Task requirements »
Find each line with "usage" and copy it.

Dataset items »

┄┄┄┄┄┄┄┄┄┄

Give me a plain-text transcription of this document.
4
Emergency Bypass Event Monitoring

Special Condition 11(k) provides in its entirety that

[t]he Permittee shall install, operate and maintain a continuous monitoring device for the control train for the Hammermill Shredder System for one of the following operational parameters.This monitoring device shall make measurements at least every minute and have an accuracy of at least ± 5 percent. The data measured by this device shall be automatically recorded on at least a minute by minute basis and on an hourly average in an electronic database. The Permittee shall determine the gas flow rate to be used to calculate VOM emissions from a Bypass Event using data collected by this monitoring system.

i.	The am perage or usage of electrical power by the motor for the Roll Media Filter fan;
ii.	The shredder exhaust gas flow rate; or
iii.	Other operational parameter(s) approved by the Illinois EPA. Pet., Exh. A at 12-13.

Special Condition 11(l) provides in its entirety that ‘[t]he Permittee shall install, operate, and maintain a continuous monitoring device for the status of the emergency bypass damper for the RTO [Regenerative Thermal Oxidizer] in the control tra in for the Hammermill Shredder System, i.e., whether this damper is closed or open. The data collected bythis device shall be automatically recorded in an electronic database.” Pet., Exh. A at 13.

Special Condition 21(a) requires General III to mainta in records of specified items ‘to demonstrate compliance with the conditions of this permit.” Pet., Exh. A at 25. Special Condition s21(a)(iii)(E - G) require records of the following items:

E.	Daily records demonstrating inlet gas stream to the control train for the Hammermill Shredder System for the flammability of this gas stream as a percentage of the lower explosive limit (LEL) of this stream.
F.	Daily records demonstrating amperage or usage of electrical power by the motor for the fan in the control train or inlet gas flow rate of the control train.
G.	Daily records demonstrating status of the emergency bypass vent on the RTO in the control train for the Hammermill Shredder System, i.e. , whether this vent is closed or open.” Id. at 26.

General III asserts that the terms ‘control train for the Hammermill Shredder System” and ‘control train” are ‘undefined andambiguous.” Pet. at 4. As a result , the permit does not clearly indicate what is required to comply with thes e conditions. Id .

┄┄┄┄┄┄┄┄┄┄

Solution below »
i.	The am perage or usage of electrical power by the motor for the Roll Media Filter fan;
F.	Daily records demonstrating amperage or usage of electrical power by the motor for the fan in the control train or inlet gas flow rate of the control train.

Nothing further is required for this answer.